[What is required]
Count every line of the material that holds the string "their". Respond with the total only.

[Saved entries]
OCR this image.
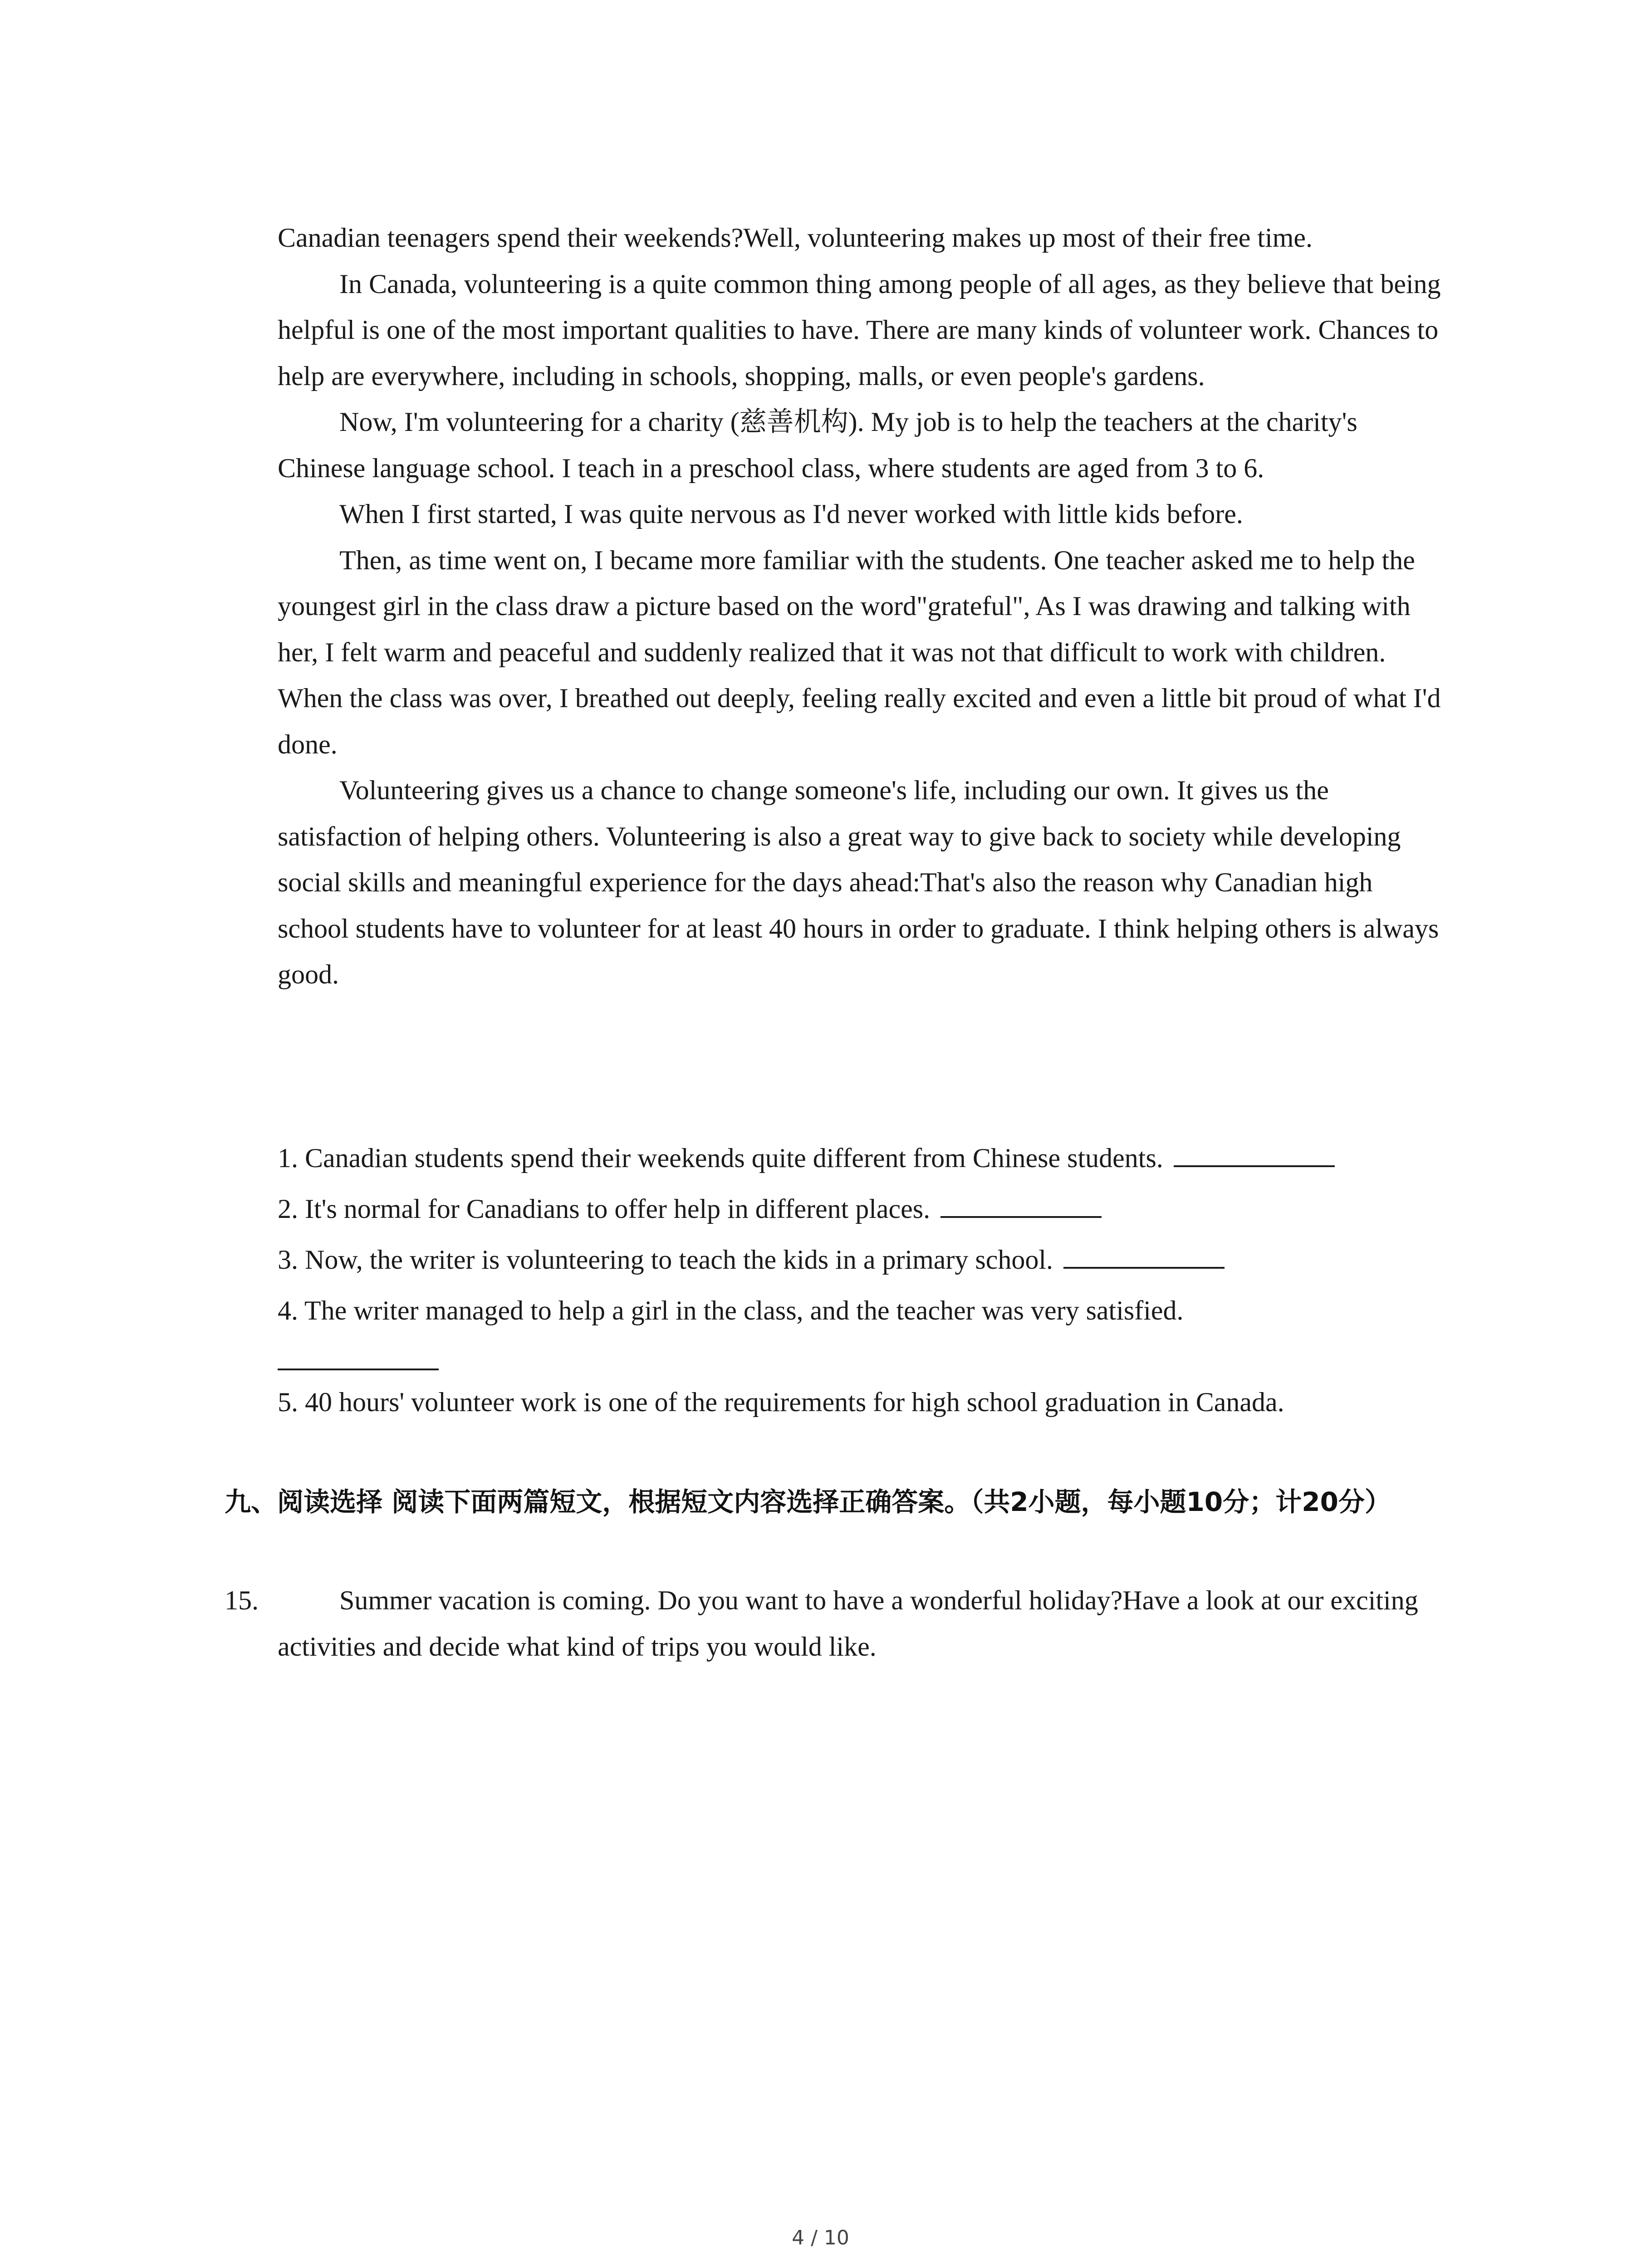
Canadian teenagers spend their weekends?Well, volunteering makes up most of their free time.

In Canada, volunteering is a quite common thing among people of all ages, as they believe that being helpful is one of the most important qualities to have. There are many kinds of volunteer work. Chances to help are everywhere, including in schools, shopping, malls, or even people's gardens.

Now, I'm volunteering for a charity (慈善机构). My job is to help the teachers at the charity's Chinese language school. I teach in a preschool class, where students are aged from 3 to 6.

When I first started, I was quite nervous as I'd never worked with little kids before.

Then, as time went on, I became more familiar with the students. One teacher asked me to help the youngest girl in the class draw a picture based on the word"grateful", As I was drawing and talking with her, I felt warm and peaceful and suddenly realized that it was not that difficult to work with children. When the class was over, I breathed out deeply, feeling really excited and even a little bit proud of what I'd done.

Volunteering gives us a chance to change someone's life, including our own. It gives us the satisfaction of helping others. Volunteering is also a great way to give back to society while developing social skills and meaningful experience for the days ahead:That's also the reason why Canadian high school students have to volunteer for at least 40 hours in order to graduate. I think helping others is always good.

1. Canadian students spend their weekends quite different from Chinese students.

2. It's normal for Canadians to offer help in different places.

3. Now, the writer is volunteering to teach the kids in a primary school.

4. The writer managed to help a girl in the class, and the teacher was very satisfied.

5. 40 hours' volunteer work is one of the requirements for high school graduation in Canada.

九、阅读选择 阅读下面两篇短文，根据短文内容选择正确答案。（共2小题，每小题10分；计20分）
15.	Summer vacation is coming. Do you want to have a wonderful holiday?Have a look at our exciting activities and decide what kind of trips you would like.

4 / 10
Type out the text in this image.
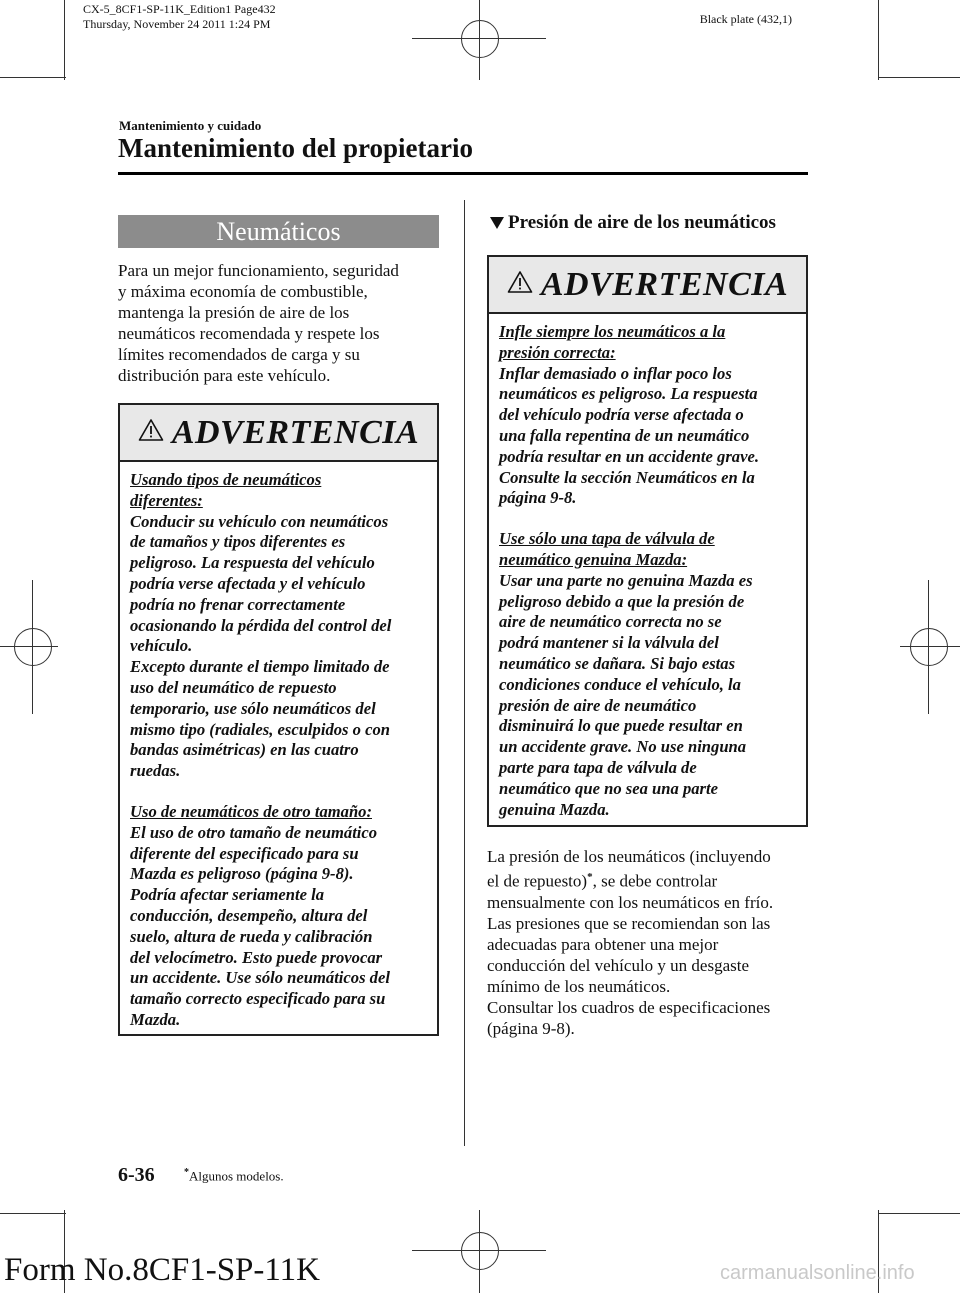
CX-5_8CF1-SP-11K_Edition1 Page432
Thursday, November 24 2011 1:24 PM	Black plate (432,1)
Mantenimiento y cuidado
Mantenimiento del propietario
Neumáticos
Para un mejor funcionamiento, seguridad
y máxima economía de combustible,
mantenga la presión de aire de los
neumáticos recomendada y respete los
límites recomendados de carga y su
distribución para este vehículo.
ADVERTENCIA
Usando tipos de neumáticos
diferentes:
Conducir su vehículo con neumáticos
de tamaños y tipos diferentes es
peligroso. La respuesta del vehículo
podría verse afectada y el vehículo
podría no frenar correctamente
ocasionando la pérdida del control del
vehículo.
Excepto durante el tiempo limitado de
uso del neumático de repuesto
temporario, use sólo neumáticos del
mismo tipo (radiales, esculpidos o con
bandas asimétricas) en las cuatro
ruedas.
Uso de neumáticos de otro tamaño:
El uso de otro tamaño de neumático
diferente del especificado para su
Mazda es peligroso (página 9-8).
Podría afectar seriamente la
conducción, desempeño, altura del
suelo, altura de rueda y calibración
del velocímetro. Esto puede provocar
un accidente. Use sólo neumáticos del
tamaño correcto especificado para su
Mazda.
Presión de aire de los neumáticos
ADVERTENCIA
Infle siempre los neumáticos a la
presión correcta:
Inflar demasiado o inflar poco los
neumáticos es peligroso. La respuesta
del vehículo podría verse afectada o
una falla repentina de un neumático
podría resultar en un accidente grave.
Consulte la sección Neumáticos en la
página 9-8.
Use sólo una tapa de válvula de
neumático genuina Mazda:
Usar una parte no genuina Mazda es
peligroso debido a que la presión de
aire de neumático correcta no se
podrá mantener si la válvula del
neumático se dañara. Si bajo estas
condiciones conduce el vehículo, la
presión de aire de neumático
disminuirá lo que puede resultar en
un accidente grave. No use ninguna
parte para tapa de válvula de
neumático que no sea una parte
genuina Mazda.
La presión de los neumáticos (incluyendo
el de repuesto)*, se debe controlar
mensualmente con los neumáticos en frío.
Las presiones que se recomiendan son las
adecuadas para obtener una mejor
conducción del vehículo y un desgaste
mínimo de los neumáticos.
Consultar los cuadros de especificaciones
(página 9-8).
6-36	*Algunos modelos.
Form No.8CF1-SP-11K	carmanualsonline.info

[Solution to this task]
2